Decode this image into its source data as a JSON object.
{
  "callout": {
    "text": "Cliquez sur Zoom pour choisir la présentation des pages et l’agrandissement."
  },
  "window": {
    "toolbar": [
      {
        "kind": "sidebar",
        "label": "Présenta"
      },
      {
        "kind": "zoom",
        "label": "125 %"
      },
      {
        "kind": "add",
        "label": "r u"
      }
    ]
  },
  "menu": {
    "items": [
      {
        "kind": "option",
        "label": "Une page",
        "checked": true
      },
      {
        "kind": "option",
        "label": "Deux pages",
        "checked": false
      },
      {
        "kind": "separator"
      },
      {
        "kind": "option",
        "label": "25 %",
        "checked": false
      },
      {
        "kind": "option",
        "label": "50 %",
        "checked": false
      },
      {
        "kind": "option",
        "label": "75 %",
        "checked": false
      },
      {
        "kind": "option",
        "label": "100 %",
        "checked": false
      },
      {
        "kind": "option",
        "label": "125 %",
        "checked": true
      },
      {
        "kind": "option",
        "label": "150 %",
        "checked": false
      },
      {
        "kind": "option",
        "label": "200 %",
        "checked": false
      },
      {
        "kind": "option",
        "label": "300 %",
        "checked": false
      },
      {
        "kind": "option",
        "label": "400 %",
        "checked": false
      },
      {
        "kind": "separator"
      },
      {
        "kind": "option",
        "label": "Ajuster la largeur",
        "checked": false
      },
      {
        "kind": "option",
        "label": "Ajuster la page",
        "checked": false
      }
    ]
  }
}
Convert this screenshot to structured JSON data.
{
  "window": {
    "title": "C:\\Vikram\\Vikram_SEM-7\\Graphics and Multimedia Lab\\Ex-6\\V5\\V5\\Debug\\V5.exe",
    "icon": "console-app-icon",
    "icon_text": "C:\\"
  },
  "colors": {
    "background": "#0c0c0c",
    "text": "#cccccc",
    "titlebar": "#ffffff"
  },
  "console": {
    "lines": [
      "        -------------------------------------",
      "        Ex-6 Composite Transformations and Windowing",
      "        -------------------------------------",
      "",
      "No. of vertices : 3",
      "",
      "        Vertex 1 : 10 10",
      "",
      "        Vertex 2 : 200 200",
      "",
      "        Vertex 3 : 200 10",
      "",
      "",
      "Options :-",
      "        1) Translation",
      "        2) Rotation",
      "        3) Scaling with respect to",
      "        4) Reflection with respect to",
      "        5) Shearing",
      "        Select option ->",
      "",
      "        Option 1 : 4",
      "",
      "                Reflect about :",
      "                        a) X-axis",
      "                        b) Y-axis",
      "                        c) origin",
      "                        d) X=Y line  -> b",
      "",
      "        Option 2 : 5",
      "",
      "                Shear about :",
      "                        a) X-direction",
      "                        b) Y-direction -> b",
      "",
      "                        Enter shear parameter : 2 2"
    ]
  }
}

......

**SHORT PROBLEM:** Copy every single line of the material above that holds "Ajuster".

**ANSWER TO THE PROBLEM:**
        "label": "Ajuster la largeur",
        "label": "Ajuster la page",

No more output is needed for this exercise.